Pull every line containing "divList" from the entries.

## Data excerpts

┌────────

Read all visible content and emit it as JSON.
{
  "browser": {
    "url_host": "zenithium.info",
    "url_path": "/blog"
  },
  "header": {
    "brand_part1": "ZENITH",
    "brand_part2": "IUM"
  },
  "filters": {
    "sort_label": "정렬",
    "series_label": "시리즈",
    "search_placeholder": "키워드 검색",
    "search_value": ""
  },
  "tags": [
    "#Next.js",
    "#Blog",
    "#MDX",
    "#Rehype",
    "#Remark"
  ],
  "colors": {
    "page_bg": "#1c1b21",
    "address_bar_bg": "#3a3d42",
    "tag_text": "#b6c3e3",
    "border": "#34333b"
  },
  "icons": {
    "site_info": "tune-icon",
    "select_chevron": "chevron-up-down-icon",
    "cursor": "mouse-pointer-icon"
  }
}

└────────
┌────────

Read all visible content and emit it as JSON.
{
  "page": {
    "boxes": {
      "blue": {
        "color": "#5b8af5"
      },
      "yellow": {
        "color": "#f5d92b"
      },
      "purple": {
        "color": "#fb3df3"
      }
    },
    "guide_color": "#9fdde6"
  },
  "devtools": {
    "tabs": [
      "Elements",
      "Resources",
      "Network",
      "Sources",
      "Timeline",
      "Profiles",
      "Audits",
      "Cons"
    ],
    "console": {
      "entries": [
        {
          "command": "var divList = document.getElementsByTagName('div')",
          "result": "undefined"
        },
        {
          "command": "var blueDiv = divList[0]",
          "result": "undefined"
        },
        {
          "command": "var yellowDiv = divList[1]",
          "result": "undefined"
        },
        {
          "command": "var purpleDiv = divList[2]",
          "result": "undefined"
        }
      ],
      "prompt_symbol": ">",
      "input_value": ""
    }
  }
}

└────────

## Output below
          "command": "var divList = document.getElementsByTagName('div')",
          "command": "var blueDiv = divList[0]",
          "command": "var yellowDiv = divList[1]",
          "command": "var purpleDiv = divList[2]",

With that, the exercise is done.